Given data:
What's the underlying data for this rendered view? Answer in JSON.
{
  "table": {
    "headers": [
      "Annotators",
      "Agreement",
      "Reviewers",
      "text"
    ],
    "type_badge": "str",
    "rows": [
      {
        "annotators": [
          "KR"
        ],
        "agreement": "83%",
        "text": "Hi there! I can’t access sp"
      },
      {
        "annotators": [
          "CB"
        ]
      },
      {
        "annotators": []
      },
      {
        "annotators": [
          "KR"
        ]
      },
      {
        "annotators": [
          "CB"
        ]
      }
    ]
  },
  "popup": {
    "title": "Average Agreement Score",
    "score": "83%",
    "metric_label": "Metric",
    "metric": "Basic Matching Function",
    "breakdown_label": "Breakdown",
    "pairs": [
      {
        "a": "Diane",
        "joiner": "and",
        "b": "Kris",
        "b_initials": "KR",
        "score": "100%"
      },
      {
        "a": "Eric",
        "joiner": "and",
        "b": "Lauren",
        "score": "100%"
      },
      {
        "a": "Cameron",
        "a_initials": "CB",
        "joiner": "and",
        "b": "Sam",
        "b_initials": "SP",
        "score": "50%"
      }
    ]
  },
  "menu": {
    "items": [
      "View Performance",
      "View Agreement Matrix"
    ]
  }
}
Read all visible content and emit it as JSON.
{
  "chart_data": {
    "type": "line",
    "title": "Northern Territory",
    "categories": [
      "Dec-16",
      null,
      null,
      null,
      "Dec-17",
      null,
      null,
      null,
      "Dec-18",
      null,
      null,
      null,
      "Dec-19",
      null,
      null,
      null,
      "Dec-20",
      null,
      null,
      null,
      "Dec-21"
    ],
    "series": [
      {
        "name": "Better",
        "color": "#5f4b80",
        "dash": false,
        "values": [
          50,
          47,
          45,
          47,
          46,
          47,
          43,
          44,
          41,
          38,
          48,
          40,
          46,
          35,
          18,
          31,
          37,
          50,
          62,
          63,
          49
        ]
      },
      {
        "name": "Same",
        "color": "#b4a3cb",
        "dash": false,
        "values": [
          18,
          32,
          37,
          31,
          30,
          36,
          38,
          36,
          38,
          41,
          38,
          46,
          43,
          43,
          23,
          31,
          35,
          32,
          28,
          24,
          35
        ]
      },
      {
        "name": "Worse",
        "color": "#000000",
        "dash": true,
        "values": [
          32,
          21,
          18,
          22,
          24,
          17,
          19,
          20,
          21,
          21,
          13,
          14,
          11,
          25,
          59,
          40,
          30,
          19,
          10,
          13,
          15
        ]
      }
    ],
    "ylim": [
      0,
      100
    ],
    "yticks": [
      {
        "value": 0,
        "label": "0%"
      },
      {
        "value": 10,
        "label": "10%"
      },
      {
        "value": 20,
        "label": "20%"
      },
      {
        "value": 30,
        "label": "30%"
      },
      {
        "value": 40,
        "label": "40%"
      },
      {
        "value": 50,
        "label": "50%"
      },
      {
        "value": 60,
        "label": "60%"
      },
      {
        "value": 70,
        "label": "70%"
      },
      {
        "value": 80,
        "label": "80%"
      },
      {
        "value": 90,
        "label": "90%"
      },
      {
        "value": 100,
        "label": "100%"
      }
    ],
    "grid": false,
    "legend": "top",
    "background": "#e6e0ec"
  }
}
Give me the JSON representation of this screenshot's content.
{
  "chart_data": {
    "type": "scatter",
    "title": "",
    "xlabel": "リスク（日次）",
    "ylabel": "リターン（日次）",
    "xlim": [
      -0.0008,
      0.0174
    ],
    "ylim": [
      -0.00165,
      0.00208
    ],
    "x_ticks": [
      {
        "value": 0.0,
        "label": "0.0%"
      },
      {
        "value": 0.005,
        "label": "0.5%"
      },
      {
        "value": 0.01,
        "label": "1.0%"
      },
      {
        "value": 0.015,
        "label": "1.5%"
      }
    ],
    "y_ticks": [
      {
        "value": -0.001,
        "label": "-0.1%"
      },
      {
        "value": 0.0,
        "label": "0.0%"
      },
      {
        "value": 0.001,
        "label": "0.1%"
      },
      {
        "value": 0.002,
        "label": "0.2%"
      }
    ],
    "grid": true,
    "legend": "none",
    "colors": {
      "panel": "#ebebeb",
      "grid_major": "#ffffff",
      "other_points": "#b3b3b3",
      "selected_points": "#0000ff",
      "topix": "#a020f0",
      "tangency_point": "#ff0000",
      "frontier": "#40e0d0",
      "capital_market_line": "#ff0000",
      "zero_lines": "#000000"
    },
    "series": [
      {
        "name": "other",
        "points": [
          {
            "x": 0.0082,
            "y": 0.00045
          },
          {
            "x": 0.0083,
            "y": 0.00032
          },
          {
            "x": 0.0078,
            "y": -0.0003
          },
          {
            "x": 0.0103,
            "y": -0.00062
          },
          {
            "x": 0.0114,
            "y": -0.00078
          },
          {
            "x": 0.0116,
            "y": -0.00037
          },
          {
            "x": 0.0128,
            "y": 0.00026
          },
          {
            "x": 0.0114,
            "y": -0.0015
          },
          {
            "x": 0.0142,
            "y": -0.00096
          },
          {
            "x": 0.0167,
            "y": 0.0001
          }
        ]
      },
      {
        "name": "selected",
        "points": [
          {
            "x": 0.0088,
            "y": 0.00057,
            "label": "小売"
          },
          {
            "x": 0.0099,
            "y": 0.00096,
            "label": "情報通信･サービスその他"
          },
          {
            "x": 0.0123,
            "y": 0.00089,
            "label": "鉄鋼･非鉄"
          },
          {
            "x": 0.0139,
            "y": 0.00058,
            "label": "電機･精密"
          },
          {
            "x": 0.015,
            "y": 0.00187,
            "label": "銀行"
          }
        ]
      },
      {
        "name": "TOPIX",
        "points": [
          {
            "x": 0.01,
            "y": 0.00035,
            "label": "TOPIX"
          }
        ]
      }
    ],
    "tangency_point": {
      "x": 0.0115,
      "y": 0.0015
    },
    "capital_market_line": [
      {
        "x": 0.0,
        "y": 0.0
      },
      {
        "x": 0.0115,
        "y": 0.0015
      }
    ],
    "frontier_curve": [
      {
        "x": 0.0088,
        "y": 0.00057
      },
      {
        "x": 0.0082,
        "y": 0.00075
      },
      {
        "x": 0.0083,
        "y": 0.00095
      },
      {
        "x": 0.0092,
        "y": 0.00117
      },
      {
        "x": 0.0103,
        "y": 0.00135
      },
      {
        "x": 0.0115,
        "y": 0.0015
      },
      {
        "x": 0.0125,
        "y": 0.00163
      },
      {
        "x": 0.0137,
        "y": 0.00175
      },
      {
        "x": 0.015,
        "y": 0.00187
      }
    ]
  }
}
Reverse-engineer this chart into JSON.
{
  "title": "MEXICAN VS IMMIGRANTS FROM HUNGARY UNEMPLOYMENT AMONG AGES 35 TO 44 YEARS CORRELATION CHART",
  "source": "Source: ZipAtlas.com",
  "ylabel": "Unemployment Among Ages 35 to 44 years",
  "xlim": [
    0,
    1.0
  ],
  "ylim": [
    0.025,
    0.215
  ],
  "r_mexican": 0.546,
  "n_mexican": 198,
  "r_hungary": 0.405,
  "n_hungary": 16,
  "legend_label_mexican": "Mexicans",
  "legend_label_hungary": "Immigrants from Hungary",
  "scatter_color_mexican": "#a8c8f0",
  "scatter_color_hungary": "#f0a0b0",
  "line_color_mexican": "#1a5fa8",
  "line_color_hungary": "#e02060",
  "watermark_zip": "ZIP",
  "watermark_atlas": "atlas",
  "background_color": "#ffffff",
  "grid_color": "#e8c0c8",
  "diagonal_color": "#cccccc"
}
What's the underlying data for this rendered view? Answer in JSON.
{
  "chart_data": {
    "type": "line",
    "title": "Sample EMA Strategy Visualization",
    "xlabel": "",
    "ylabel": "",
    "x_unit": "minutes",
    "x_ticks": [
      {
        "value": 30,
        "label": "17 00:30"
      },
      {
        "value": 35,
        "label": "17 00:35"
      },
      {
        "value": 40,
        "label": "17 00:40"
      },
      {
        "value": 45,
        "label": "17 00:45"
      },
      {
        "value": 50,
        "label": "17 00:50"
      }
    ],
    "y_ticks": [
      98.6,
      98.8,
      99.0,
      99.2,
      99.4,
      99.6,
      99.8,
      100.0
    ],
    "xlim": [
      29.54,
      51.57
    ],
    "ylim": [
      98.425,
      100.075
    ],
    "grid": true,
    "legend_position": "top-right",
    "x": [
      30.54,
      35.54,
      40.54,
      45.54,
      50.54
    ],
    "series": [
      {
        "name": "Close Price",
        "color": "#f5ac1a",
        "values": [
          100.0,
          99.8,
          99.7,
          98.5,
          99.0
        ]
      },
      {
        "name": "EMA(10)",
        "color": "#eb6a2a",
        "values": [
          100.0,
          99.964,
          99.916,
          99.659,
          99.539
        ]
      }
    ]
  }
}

Problem statement:
Pull out every line of the records that includes the string "ylabel".

Answer below:
    "ylabel": "リターン（日次）",
  "ylabel": "Unemployment Among Ages 35 to 44 years",
    "ylabel": "",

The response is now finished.